[Exercise] Copy the records below exactly as they appear.

Extracted records
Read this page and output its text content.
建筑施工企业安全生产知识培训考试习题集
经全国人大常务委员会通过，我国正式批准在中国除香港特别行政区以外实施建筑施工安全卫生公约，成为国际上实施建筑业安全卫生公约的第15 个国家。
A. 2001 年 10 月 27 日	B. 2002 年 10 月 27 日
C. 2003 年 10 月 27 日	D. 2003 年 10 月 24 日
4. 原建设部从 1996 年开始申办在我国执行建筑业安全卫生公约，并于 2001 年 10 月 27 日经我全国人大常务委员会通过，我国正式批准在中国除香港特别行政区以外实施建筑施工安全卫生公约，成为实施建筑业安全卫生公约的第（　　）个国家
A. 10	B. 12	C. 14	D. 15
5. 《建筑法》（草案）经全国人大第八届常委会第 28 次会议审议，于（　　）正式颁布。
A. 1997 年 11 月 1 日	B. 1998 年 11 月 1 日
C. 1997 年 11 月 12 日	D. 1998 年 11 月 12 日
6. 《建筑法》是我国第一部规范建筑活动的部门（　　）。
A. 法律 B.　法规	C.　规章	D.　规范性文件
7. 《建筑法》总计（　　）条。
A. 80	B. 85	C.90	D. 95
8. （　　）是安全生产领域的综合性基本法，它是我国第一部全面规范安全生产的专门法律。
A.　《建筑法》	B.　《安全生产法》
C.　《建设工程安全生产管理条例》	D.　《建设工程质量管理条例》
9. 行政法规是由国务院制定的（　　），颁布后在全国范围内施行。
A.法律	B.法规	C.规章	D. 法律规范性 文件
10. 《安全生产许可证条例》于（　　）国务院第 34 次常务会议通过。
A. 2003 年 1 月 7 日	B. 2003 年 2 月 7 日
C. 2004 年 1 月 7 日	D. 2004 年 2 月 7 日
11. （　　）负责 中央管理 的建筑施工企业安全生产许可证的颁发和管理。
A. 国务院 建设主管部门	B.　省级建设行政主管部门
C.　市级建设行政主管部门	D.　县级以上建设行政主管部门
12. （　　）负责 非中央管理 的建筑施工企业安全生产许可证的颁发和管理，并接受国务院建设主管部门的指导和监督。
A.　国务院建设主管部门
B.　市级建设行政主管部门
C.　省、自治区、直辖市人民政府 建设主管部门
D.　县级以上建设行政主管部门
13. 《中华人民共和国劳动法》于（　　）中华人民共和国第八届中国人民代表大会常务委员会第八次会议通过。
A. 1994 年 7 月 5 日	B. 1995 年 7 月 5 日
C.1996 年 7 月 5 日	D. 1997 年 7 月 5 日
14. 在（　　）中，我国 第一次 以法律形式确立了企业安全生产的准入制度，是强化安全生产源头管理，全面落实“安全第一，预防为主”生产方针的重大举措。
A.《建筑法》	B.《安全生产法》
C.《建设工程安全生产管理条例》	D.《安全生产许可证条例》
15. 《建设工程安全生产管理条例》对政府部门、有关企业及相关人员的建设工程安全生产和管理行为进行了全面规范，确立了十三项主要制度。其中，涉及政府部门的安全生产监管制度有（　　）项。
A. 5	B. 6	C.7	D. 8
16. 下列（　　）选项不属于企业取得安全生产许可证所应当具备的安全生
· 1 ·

[Solution for this problem]
Read this page and output its text content.
建筑施工企业安全生产知识培训考试习题集
经全国人大常务委员会通过，我国正式批准在中国除香港特别行政区以外实施建筑施工安全卫生公约，成为国际上实施建筑业安全卫生公约的第15 个国家。
A. 2001 年 10 月 27 日	B. 2002 年 10 月 27 日
C. 2003 年 10 月 27 日	D. 2003 年 10 月 24 日
4. 原建设部从 1996 年开始申办在我国执行建筑业安全卫生公约，并于 2001 年 10 月 27 日经我全国人大常务委员会通过，我国正式批准在中国除香港特别行政区以外实施建筑施工安全卫生公约，成为实施建筑业安全卫生公约的第（　　）个国家
A. 10	B. 12	C. 14	D. 15
5. 《建筑法》（草案）经全国人大第八届常委会第 28 次会议审议，于（　　）正式颁布。
A. 1997 年 11 月 1 日	B. 1998 年 11 月 1 日
C. 1997 年 11 月 12 日	D. 1998 年 11 月 12 日
6. 《建筑法》是我国第一部规范建筑活动的部门（　　）。
A. 法律 B.　法规	C.　规章	D.　规范性文件
7. 《建筑法》总计（　　）条。
A. 80	B. 85	C.90	D. 95
8. （　　）是安全生产领域的综合性基本法，它是我国第一部全面规范安全生产的专门法律。
A.　《建筑法》	B.　《安全生产法》
C.　《建设工程安全生产管理条例》	D.　《建设工程质量管理条例》
9. 行政法规是由国务院制定的（　　），颁布后在全国范围内施行。
A.法律	B.法规	C.规章	D. 法律规范性 文件
10. 《安全生产许可证条例》于（　　）国务院第 34 次常务会议通过。
A. 2003 年 1 月 7 日	B. 2003 年 2 月 7 日
C. 2004 年 1 月 7 日	D. 2004 年 2 月 7 日
11. （　　）负责 中央管理 的建筑施工企业安全生产许可证的颁发和管理。
A. 国务院 建设主管部门	B.　省级建设行政主管部门
C.　市级建设行政主管部门	D.　县级以上建设行政主管部门
12. （　　）负责 非中央管理 的建筑施工企业安全生产许可证的颁发和管理，并接受国务院建设主管部门的指导和监督。
A.　国务院建设主管部门
B.　市级建设行政主管部门
C.　省、自治区、直辖市人民政府 建设主管部门
D.　县级以上建设行政主管部门
13. 《中华人民共和国劳动法》于（　　）中华人民共和国第八届中国人民代表大会常务委员会第八次会议通过。
A. 1994 年 7 月 5 日	B. 1995 年 7 月 5 日
C.1996 年 7 月 5 日	D. 1997 年 7 月 5 日
14. 在（　　）中，我国 第一次 以法律形式确立了企业安全生产的准入制度，是强化安全生产源头管理，全面落实“安全第一，预防为主”生产方针的重大举措。
A.《建筑法》	B.《安全生产法》
C.《建设工程安全生产管理条例》	D.《安全生产许可证条例》
15. 《建设工程安全生产管理条例》对政府部门、有关企业及相关人员的建设工程安全生产和管理行为进行了全面规范，确立了十三项主要制度。其中，涉及政府部门的安全生产监管制度有（　　）项。
A. 5	B. 6	C.7	D. 8
16. 下列（　　）选项不属于企业取得安全生产许可证所应当具备的安全生
· 1 ·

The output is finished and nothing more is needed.